---------- INPUT FOR THIS TASK
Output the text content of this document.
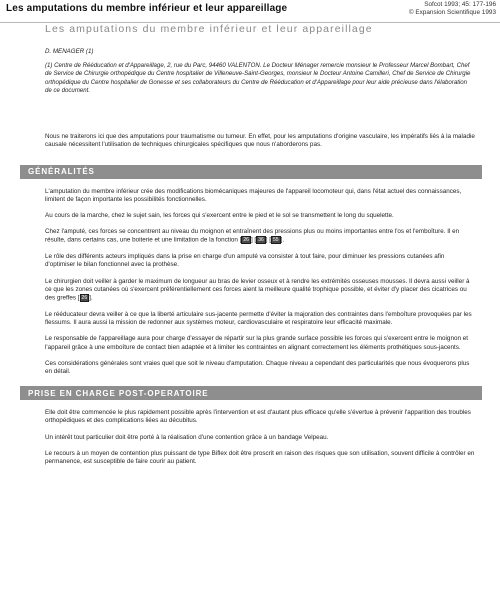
Les amputations du membre inférieur et leur appareillage	Sofcot 1993; 45: 177-196
© Expansion Scientifique 1993
Les amputations du membre inférieur et leur appareillage
D. MENAGER (1)
(1) Centre de Rééducation et d'Appareillage, 2, rue du Parc, 94460 VALENTON. Le Docteur Ménager remercie monsieur le Professeur Marcel Bombart, Chef de Service de Chirurgie orthopédique du Centre hospitalier de Villeneuve-Saint-Georges, monsieur le Docteur Antoine Camilleri, Chef de Service de Chirurgie orthopédique du Centre hospitalier de Gonesse et ses collaborateurs du Centre de Rééducation et d'Appareillage pour leur aide précieuse dans l'élaboration de ce document.

Nous ne traiterons ici que des amputations pour traumatisme ou tumeur. En effet, pour les amputations d'origine vasculaire, les impératifs liés à la maladie causale nécessitent l'utilisation de techniques chirurgicales spécifiques que nous n'aborderons pas.

GÉNÉRALITÉS

L'amputation du membre inférieur crée des modifications biomécaniques majeures de l'appareil locomoteur qui, dans l'état actuel des connaissances, limitent de façon importante les possibilités fonctionnelles.

Au cours de la marche, chez le sujet sain, les forces qui s'exercent entre le pied et le sol se transmettent le long du squelette.

Chez l'amputé, ces forces se concentrent au niveau du moignon et entraînent des pressions plus ou moins importantes entre l'os et l'emboîture. Il en résulte, dans certains cas, une boiterie et une limitation de la fonction 26 ] [ 36 ] [ 55 ].

Le rôle des différents acteurs impliqués dans la prise en charge d'un amputé va consister à tout faire, pour diminuer les pressions cutanées afin d'optimiser le bilan fonctionnel avec la prothèse.

Le chirurgien doit veiller à garder le maximum de longueur au bras de levier osseux et à rendre les extrémités osseuses mousses. Il devra aussi veiller à ce que les zones cutanées où s'exercent préférentiellement ces forces aient la meilleure qualité trophique possible, et éviter d'y placer des cicatrices ou des greffes 26 ].

Le rééducateur devra veiller à ce que la liberté articulaire sus-jacente permette d'éviter la majoration des contraintes dans l'emboîture provoquées par les flessums. Il aura aussi la mission de redonner aux systèmes moteur, cardiovasculaire et respiratoire leur efficacité maximale.

Le responsable de l'appareillage aura pour charge d'essayer de répartir sur la plus grande surface possible les forces qui s'exercent entre le moignon et l'appareil grâce à une emboîture de contact bien adaptée et à limiter les contraintes en alignant correctement les éléments prothétiques sous-jacents.

Ces considérations générales sont vraies quel que soit le niveau d'amputation. Chaque niveau a cependant des particularités que nous évoquerons plus en détail.

PRISE EN CHARGE POST-OPERATOIRE

Elle doit être commencée le plus rapidement possible après l'intervention et est d'autant plus efficace qu'elle s'évertue à prévenir l'apparition des troubles orthopédiques et des complications liées au décubitus.

Un intérêt tout particulier doit être porté à la réalisation d'une contention grâce à un bandage Velpeau.

Le recours à un moyen de contention plus puissant de type Biflex doit être proscrit en raison des risques que son utilisation, souvent difficile à contrôler en permanence, est susceptible de faire courir au patient.
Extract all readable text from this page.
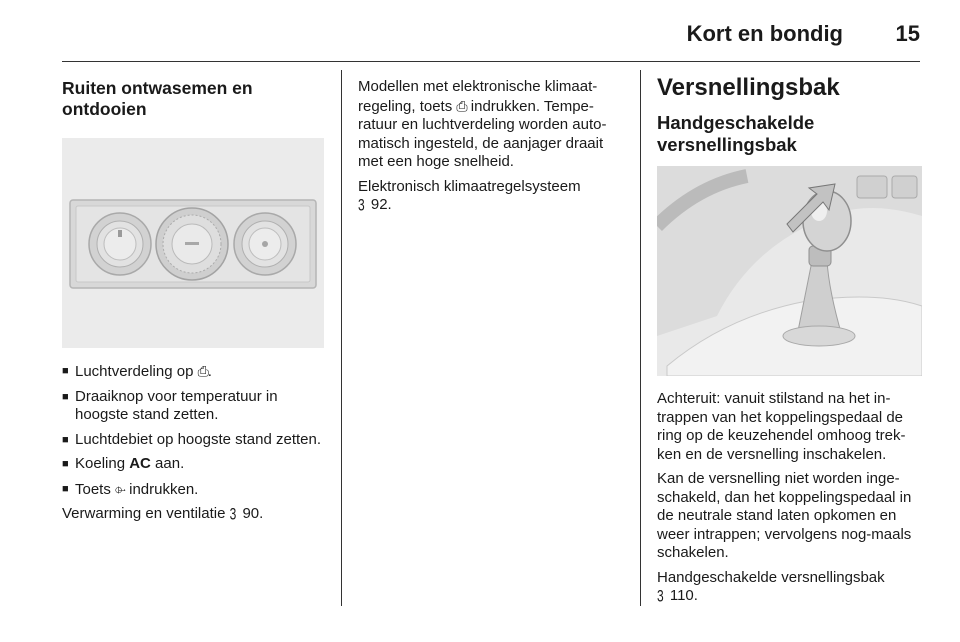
Kort en bondig 15
Ruiten ontwasemen en ontdooien
■ Luchtverdeling op ⎙.
■ Draaiknop voor temperatuur in hoogste stand zetten.
■ Luchtdebiet op hoogste stand zetten.
■ Koeling AC aan.
■ Toets ⌱ indrukken.

Verwarming en ventilatie 3 90.

Modellen met elektronische klimaat-regeling, toets ⎙ indrukken. Tempe-ratuur en luchtverdeling worden auto-matisch ingesteld, de aanjager draait met een hoge snelheid.

Elektronisch klimaatregelsysteem
3 92.

Versnellingsbak
Handgeschakelde versnellingsbak

Achteruit: vanuit stilstand na het in-trappen van het koppelingspedaal de ring op de keuzehendel omhoog trek-ken en de versnelling inschakelen.

Kan de versnelling niet worden inge-schakeld, dan het koppelingspedaal in de neutrale stand laten opkomen en weer intrappen; vervolgens nog-maals schakelen.

Handgeschakelde versnellingsbak
3 110.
--------------------
WHAT YOU NEED TO DO. Your output should consist solely of the lines from the line containing "Extract all readable text from this page." through the end of the data above, copied exactly, with images removed.

THE COMPLETED TASK.
Extract all readable text from this page.
Kort en bondig 15
Ruiten ontwasemen en ontdooien
■ Luchtverdeling op ⎙.
■ Draaiknop voor temperatuur in hoogste stand zetten.
■ Luchtdebiet op hoogste stand zetten.
■ Koeling AC aan.
■ Toets ⌱ indrukken.

Verwarming en ventilatie 3 90.

Modellen met elektronische klimaat-regeling, toets ⎙ indrukken. Tempe-ratuur en luchtverdeling worden auto-matisch ingesteld, de aanjager draait met een hoge snelheid.

Elektronisch klimaatregelsysteem
3 92.

Versnellingsbak
Handgeschakelde versnellingsbak

Achteruit: vanuit stilstand na het in-trappen van het koppelingspedaal de ring op de keuzehendel omhoog trek-ken en de versnelling inschakelen.

Kan de versnelling niet worden inge-schakeld, dan het koppelingspedaal in de neutrale stand laten opkomen en weer intrappen; vervolgens nog-maals schakelen.

Handgeschakelde versnellingsbak
3 110.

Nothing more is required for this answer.